[START Available data]

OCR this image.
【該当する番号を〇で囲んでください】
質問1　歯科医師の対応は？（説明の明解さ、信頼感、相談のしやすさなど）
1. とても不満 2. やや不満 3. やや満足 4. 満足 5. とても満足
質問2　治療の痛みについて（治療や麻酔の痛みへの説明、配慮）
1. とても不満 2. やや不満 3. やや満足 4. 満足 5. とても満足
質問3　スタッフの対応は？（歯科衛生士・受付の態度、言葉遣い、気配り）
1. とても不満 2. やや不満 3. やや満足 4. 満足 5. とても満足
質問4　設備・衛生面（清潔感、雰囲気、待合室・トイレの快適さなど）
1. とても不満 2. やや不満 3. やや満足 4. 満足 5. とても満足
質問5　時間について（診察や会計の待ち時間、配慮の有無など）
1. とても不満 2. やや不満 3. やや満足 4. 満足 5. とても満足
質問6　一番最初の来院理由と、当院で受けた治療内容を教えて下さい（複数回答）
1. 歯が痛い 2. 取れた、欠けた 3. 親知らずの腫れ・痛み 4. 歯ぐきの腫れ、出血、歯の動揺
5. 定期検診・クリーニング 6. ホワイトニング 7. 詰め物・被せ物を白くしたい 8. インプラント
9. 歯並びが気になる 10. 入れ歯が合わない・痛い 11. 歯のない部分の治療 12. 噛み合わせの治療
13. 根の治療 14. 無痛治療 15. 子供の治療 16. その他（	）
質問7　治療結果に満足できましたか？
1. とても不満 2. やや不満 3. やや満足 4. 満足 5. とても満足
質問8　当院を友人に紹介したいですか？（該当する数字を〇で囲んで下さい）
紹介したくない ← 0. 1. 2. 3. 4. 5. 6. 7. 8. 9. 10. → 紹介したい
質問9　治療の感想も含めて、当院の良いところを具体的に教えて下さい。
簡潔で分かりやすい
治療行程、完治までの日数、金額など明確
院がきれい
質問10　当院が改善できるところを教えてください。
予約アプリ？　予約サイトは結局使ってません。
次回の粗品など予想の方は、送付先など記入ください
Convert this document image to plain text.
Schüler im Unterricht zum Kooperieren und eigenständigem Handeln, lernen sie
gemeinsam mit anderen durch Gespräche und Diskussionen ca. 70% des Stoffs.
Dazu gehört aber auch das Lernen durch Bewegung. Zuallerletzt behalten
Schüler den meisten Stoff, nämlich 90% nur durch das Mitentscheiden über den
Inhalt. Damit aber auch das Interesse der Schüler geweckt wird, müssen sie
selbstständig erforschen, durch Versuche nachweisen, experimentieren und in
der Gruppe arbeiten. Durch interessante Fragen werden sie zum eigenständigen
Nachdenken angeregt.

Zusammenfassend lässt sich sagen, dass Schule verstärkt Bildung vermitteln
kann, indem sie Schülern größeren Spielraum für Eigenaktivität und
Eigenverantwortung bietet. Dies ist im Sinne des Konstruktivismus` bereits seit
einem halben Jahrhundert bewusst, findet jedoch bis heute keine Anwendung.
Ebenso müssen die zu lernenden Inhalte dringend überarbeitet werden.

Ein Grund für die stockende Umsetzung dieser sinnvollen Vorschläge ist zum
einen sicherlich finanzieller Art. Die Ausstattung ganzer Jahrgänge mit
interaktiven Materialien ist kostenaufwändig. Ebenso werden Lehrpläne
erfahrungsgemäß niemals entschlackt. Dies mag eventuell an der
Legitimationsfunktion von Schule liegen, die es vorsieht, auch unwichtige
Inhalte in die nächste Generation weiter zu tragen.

[END Available data]

# Stated goal:
Tally the lines of the data that contain the string "aber" and report the total alone.

# Full response:
2